### [EXERCISE OBJECTIVE]
Check every line of the entries for "物理等科目类", and copy the lines that hold it.

--------------------------------

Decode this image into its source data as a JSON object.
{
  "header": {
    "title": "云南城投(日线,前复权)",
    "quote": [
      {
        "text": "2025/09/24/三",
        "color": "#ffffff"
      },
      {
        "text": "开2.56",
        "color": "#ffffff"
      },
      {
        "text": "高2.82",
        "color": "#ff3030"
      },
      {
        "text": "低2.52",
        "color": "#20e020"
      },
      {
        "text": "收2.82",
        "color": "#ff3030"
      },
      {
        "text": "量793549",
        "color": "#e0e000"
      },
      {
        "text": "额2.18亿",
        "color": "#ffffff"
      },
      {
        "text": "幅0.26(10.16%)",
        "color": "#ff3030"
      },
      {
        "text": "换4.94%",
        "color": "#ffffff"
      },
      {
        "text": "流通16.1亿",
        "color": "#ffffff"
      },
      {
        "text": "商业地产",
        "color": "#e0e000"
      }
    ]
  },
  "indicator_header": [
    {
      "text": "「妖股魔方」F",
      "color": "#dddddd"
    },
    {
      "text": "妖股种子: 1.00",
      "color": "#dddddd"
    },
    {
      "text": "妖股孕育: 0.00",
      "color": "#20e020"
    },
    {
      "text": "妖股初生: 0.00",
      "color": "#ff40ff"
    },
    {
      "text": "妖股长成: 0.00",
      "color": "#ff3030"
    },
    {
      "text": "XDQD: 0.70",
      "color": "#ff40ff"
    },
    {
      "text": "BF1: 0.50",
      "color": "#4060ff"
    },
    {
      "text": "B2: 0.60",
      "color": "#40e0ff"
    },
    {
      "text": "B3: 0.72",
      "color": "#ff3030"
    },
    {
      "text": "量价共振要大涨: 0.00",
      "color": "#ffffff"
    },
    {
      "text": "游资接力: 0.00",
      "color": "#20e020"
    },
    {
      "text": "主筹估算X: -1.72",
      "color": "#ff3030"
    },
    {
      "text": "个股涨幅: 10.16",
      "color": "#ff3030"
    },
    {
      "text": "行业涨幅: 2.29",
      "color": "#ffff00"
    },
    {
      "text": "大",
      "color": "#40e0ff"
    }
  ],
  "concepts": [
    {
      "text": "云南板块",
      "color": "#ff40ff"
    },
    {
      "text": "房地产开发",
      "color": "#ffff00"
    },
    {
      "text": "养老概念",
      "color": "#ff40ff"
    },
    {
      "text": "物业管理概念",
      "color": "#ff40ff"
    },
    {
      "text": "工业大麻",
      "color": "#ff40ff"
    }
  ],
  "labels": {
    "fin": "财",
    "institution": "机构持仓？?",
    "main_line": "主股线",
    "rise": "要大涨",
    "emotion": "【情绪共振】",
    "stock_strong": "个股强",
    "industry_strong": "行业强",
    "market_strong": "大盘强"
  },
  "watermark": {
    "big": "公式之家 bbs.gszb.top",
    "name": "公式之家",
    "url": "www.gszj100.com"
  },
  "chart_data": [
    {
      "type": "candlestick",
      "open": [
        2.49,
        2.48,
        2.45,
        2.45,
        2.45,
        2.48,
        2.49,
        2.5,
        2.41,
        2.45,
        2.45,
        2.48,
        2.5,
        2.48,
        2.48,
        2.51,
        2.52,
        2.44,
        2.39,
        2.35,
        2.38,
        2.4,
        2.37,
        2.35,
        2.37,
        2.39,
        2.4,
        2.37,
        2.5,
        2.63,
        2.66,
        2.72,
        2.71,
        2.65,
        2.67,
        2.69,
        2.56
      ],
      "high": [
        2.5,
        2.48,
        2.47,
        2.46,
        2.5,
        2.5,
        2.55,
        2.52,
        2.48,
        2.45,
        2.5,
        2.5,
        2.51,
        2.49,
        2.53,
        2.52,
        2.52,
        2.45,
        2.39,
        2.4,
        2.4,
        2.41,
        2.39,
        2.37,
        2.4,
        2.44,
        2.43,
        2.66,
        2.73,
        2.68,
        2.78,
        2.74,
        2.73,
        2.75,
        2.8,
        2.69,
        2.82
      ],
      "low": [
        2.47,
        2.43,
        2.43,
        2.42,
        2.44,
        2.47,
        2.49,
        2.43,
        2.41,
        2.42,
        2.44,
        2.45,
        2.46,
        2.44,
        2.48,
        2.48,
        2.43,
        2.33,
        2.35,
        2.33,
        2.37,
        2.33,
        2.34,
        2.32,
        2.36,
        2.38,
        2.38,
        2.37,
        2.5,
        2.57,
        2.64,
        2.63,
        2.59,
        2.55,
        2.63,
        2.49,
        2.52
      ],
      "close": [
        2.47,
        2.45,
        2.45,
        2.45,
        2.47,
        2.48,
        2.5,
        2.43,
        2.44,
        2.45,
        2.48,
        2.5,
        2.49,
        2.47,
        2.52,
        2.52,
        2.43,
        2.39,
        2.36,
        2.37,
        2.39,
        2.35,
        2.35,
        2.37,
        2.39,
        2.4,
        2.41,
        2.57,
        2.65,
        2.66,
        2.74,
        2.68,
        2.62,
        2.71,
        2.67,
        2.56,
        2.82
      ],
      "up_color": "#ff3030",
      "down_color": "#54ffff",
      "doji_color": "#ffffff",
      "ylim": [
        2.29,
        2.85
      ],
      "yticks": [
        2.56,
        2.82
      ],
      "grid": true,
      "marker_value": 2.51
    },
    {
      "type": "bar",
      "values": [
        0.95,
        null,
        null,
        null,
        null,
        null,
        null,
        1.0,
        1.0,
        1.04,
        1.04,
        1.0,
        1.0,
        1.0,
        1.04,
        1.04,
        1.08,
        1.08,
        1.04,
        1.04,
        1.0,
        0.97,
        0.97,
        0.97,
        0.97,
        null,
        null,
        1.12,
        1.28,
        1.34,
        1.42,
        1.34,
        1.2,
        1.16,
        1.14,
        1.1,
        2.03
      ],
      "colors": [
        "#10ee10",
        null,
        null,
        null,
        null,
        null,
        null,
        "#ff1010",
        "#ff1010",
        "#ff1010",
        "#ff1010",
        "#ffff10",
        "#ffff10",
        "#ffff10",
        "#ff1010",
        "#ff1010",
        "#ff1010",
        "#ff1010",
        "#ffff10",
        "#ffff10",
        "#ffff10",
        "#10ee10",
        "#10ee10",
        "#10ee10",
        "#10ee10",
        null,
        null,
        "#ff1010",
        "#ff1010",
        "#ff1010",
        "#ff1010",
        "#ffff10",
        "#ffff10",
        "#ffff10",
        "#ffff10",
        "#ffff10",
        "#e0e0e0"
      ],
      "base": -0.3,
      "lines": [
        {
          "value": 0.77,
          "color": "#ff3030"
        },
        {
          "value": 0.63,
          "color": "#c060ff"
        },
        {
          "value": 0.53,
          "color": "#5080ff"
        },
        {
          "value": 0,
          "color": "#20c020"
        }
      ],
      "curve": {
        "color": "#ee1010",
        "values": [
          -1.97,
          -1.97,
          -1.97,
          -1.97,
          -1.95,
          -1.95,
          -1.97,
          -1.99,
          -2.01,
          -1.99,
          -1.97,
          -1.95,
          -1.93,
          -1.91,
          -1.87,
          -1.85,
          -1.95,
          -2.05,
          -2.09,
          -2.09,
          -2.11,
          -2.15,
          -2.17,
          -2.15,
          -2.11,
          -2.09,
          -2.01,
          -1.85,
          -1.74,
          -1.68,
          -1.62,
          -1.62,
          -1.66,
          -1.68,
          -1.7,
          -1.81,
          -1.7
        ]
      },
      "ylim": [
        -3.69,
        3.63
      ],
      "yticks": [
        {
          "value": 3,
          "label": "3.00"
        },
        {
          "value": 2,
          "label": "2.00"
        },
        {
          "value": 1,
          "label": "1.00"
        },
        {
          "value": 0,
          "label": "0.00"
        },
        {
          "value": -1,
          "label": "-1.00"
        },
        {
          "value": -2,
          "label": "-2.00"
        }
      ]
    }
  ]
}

--------------------------------

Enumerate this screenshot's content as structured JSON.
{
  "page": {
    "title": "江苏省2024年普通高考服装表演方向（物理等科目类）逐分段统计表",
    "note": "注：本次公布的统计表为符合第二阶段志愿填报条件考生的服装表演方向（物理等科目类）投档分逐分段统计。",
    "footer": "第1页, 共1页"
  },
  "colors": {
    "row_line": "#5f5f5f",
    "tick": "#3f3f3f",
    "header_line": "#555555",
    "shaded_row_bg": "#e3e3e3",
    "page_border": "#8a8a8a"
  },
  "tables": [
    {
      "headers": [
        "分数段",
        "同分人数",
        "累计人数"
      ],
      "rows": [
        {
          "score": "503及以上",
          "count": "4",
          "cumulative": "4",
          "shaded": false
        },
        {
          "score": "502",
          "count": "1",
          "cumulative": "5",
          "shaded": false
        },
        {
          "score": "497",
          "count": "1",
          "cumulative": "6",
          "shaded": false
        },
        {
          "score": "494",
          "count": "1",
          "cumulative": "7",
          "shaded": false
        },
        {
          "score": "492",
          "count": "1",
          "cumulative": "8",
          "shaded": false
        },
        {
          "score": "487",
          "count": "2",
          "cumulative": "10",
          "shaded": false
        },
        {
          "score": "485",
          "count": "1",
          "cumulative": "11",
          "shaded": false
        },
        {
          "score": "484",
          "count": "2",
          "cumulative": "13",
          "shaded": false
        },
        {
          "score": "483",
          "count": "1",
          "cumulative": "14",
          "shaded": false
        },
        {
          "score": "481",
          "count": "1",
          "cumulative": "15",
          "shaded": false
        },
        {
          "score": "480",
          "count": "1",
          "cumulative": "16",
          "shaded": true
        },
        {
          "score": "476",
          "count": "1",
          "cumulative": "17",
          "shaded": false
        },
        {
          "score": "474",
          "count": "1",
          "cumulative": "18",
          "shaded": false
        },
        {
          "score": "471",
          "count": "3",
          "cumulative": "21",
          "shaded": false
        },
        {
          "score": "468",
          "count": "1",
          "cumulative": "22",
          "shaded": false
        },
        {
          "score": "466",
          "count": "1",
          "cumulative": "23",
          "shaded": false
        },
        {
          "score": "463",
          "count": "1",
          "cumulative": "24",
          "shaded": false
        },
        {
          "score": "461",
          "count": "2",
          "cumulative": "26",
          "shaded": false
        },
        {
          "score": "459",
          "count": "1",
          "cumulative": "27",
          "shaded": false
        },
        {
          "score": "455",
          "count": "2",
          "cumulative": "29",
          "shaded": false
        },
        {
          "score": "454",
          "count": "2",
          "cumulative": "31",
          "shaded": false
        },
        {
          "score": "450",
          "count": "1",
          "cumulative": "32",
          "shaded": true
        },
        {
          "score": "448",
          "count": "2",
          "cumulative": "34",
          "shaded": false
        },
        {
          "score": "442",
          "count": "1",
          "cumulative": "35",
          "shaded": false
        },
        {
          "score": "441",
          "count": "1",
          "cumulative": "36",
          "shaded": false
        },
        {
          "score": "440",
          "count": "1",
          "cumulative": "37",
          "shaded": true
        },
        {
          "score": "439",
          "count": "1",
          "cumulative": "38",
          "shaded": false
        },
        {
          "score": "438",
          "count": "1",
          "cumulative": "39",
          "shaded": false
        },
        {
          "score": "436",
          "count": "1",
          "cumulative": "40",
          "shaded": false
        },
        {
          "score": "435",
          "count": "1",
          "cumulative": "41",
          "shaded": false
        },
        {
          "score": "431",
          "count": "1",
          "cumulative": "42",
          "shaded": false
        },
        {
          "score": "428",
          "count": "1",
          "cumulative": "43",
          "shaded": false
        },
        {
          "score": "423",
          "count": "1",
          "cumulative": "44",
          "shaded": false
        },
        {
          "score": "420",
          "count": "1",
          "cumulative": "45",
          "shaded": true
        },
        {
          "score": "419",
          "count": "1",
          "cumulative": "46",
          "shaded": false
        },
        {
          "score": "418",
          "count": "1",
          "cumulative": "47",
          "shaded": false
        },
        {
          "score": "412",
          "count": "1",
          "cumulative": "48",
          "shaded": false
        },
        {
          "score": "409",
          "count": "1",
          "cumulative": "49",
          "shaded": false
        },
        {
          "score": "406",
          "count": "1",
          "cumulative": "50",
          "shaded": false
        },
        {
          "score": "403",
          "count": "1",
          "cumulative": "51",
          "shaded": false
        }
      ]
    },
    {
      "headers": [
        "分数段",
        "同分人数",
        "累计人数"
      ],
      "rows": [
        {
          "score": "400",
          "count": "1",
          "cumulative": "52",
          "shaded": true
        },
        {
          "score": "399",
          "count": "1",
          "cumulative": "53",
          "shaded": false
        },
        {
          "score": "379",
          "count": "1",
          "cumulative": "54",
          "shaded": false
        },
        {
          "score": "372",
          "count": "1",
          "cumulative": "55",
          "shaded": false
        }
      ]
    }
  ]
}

--------------------------------

### [ANSWER TO THIS PROBLEM]
    "title": "江苏省2024年普通高考服装表演方向（物理等科目类）逐分段统计表",
    "note": "注：本次公布的统计表为符合第二阶段志愿填报条件考生的服装表演方向（物理等科目类）投档分逐分段统计。",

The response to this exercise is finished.